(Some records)
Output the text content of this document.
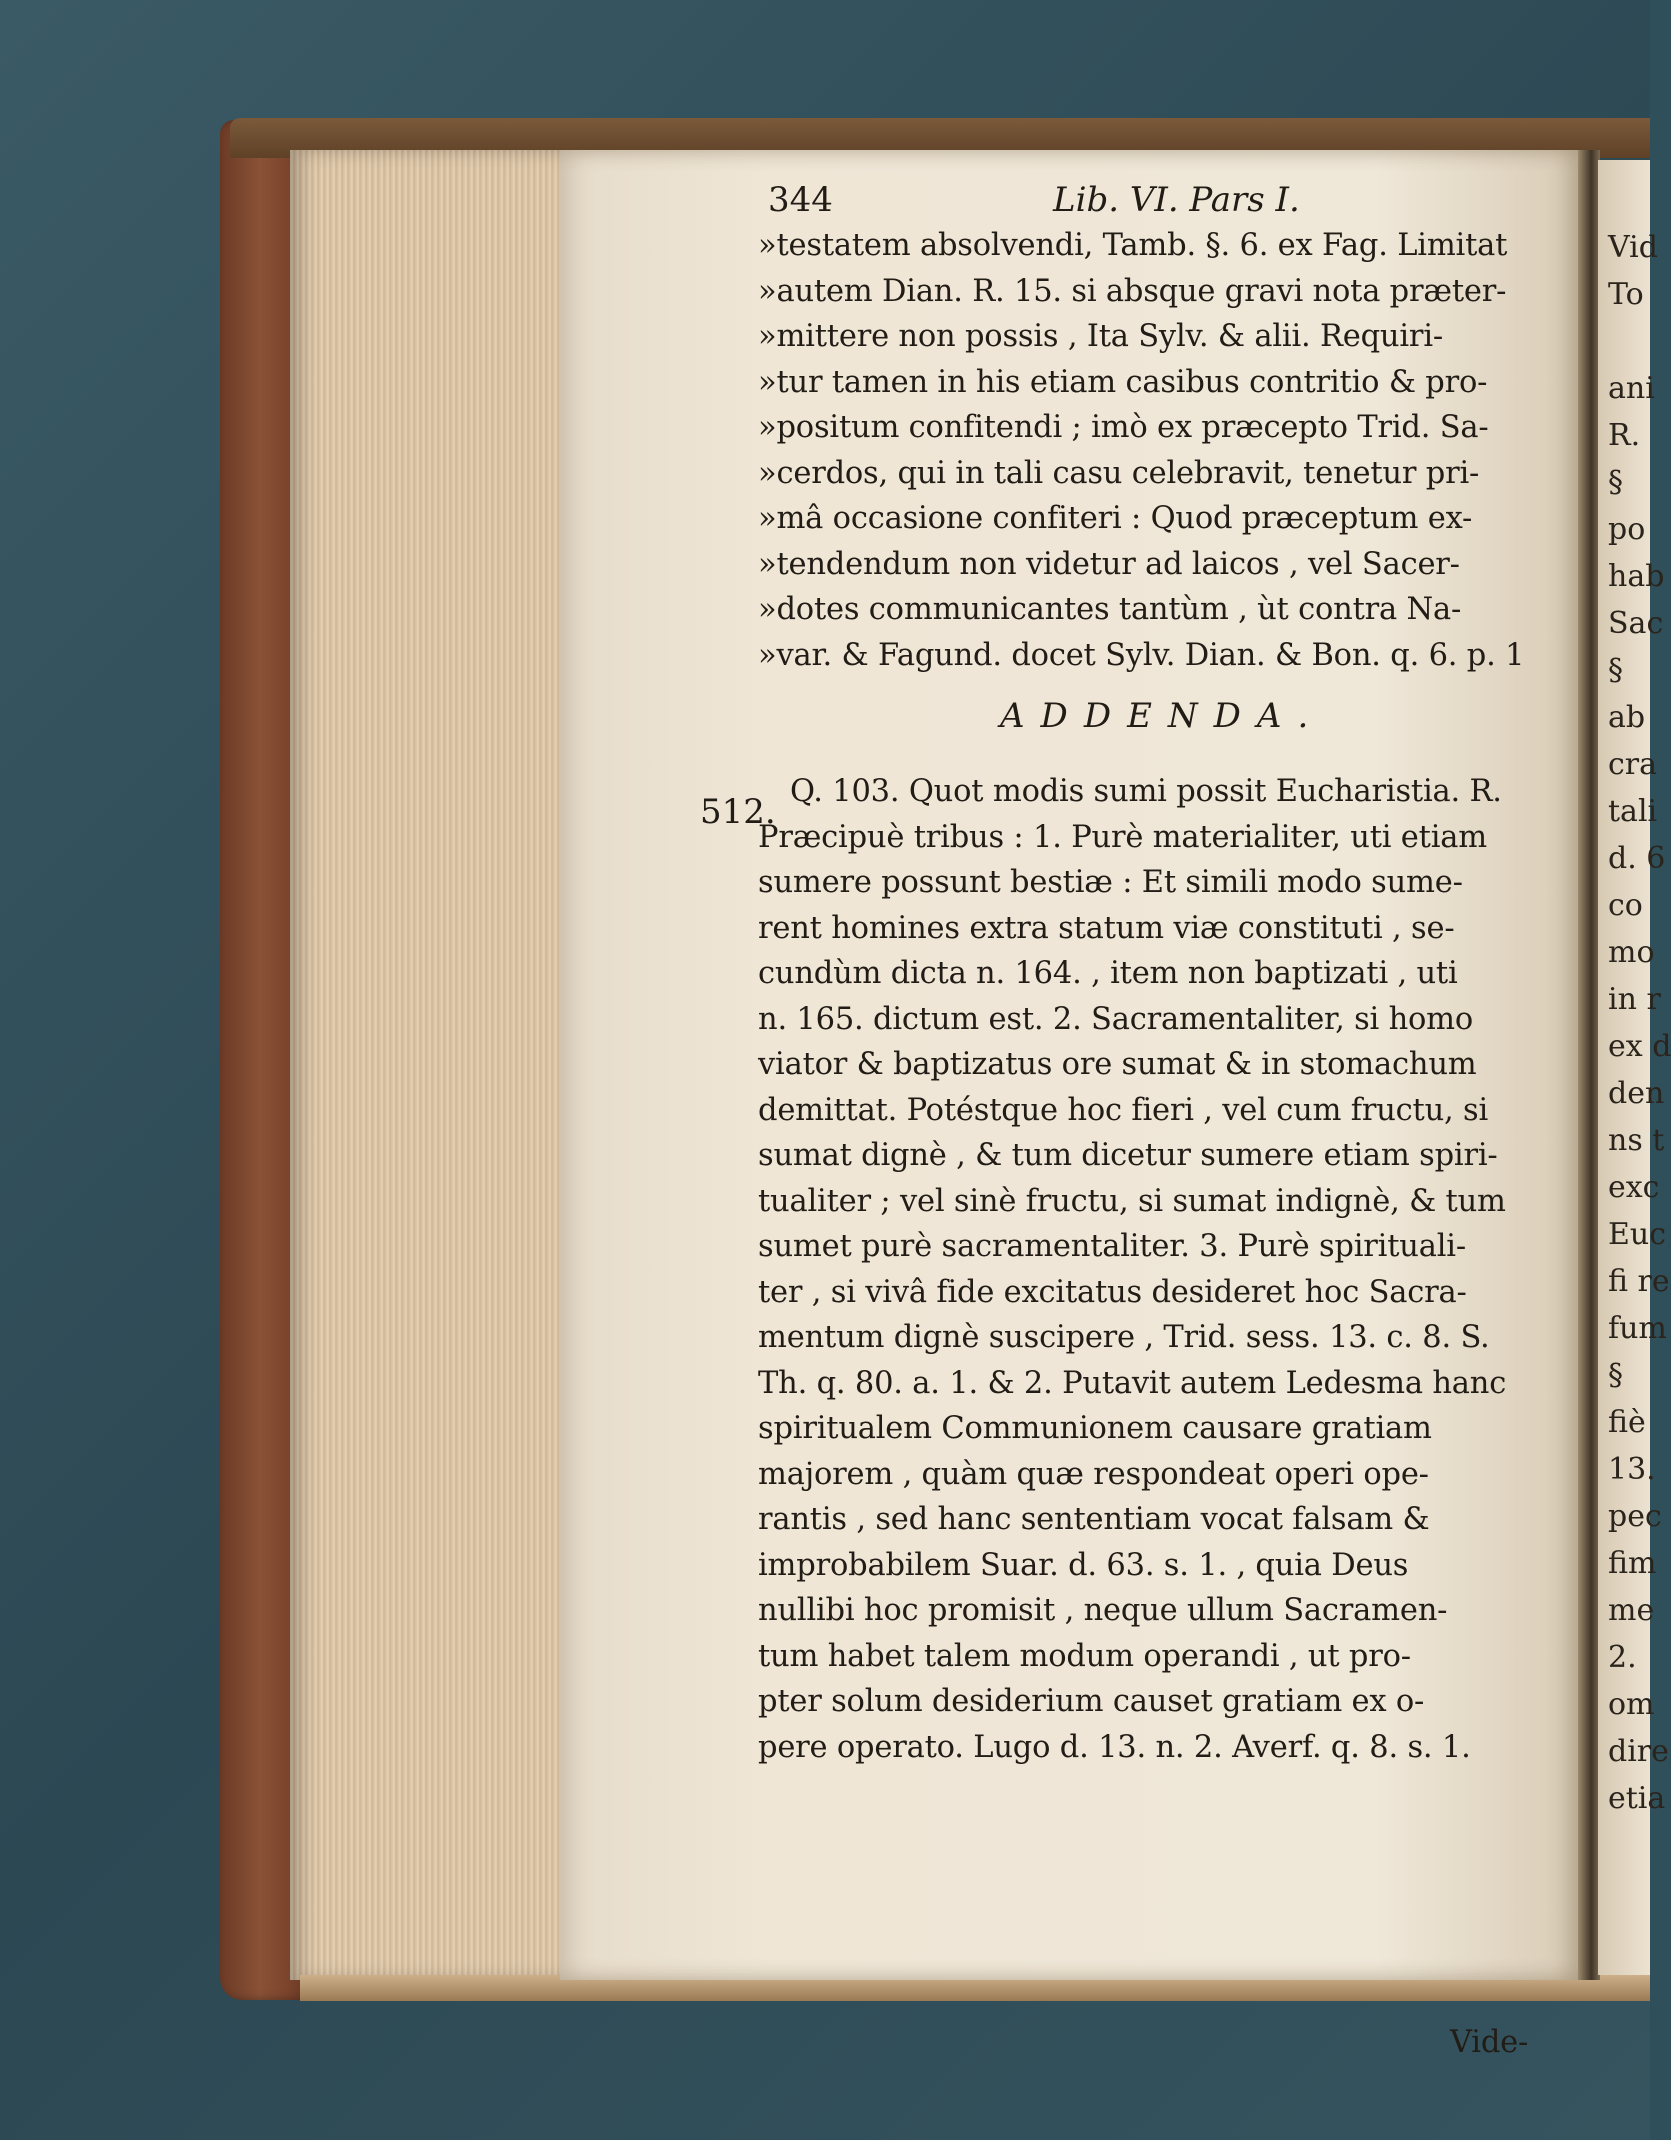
Vid
To
ani
R.
§
po
hab
Sac
§
ab
cra
tali
d. 6
co
mo
in r
ex d
den
ns t
exc
Euc
fi re
fum
§
fiè
13.
pec
fim
me
2.
om
dire
etia
344	Lib. VI. Pars I.
»testatem absolvendi, Tamb. §. 6. ex Fag. Limitat
»autem Dian. R. 15. si absque gravi nota præter-
»mittere non possis , Ita Sylv. & alii. Requiri-
»tur tamen in his etiam casibus contritio & pro-
»positum confitendi ; imò ex præcepto Trid. Sa-
»cerdos, qui in tali casu celebravit, tenetur pri-
»mâ occasione confiteri : Quod præceptum ex-
»tendendum non videtur ad laicos , vel Sacer-
»dotes communicantes tantùm , ùt contra Na-
»var. & Fagund. docet Sylv. Dian. & Bon. q. 6. p. 1
ADDENDA.
512.
Q. 103. Quot modis sumi possit Eucharistia. R.
Præcipuè tribus : 1. Purè materialiter, uti etiam
sumere possunt bestiæ : Et simili modo sume-
rent homines extra statum viæ constituti , se-
cundùm dicta n. 164. , item non baptizati , uti
n. 165. dictum est. 2. Sacramentaliter, si homo
viator & baptizatus ore sumat & in stomachum
demittat. Potéstque hoc fieri , vel cum fructu, si
sumat dignè , & tum dicetur sumere etiam spiri-
tualiter ; vel sinè fructu, si sumat indignè, & tum
sumet purè sacramentaliter. 3. Purè spirituali-
ter , si vivâ fide excitatus desideret hoc Sacra-
mentum dignè suscipere , Trid. sess. 13. c. 8. S.
Th. q. 80. a. 1. & 2. Putavit autem Ledesma hanc
spiritualem Communionem causare gratiam
majorem , quàm quæ respondeat operi ope-
rantis , sed hanc sententiam vocat falsam &
improbabilem Suar. d. 63. s. 1. , quia Deus
nullibi hoc promisit , neque ullum Sacramen-
tum habet talem modum operandi , ut pro-
pter solum desiderium causet gratiam ex o-
pere operato. Lugo d. 13. n. 2. Averf. q. 8. s. 1.
Vide-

_WRITTEN REQUEST_. Select the lines that carry the string "fructu" and copy them.

_TASK RESULT_.
demittat. Potéstque hoc fieri , vel cum fructu, si
tualiter ; vel sinè fructu, si sumat indignè, & tum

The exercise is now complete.